TASK DIRECTIONS →
Repeat each line of the material exactly.

====== RECORDS SUPPLIED ======

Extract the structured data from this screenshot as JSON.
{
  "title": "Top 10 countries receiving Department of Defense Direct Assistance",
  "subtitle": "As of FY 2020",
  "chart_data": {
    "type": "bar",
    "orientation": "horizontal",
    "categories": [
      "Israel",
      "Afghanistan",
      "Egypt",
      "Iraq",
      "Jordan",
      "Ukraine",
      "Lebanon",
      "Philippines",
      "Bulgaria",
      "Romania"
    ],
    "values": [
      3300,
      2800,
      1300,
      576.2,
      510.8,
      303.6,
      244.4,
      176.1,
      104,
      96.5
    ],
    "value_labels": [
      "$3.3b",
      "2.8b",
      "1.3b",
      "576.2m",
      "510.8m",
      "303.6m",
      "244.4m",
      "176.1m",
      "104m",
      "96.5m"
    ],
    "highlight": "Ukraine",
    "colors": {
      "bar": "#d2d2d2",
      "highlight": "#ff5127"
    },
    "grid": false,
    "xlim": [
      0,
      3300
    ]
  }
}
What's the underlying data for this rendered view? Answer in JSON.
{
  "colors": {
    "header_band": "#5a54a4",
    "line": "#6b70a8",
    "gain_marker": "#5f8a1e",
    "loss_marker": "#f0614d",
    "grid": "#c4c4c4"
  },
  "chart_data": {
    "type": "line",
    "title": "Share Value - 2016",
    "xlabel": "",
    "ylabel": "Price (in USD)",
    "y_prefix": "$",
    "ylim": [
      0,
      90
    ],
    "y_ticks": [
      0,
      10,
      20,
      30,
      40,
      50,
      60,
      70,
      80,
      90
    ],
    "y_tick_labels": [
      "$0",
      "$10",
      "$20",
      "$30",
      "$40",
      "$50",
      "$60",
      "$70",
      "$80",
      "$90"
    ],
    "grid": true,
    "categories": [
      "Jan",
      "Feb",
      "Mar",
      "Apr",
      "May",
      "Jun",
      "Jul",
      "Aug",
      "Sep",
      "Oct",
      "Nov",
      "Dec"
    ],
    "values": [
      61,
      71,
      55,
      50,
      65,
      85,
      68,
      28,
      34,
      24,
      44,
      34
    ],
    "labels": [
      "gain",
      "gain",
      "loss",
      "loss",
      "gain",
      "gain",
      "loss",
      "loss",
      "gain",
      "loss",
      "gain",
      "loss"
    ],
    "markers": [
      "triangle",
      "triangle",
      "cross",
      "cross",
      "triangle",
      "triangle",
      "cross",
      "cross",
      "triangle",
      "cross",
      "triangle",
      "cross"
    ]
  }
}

======

WRITTEN SOLUTION →
Extract the structured data from this screenshot as JSON.
{
  "title": "Top 10 countries receiving Department of Defense Direct Assistance",
  "subtitle": "As of FY 2020",
  "chart_data": {
    "type": "bar",
    "orientation": "horizontal",
    "categories": [
      "Israel",
      "Afghanistan",
      "Egypt",
      "Iraq",
      "Jordan",
      "Ukraine",
      "Lebanon",
      "Philippines",
      "Bulgaria",
      "Romania"
    ],
    "values": [
      3300,
      2800,
      1300,
      576.2,
      510.8,
      303.6,
      244.4,
      176.1,
      104,
      96.5
    ],
    "value_labels": [
      "$3.3b",
      "2.8b",
      "1.3b",
      "576.2m",
      "510.8m",
      "303.6m",
      "244.4m",
      "176.1m",
      "104m",
      "96.5m"
    ],
    "highlight": "Ukraine",
    "colors": {
      "bar": "#d2d2d2",
      "highlight": "#ff5127"
    },
    "grid": false,
    "xlim": [
      0,
      3300
    ]
  }
}
What's the underlying data for this rendered view? Answer in JSON.
{
  "colors": {
    "header_band": "#5a54a4",
    "line": "#6b70a8",
    "gain_marker": "#5f8a1e",
    "loss_marker": "#f0614d",
    "grid": "#c4c4c4"
  },
  "chart_data": {
    "type": "line",
    "title": "Share Value - 2016",
    "xlabel": "",
    "ylabel": "Price (in USD)",
    "y_prefix": "$",
    "ylim": [
      0,
      90
    ],
    "y_ticks": [
      0,
      10,
      20,
      30,
      40,
      50,
      60,
      70,
      80,
      90
    ],
    "y_tick_labels": [
      "$0",
      "$10",
      "$20",
      "$30",
      "$40",
      "$50",
      "$60",
      "$70",
      "$80",
      "$90"
    ],
    "grid": true,
    "categories": [
      "Jan",
      "Feb",
      "Mar",
      "Apr",
      "May",
      "Jun",
      "Jul",
      "Aug",
      "Sep",
      "Oct",
      "Nov",
      "Dec"
    ],
    "values": [
      61,
      71,
      55,
      50,
      65,
      85,
      68,
      28,
      34,
      24,
      44,
      34
    ],
    "labels": [
      "gain",
      "gain",
      "loss",
      "loss",
      "gain",
      "gain",
      "loss",
      "loss",
      "gain",
      "loss",
      "gain",
      "loss"
    ],
    "markers": [
      "triangle",
      "triangle",
      "cross",
      "cross",
      "triangle",
      "triangle",
      "cross",
      "cross",
      "triangle",
      "cross",
      "triangle",
      "cross"
    ]
  }
}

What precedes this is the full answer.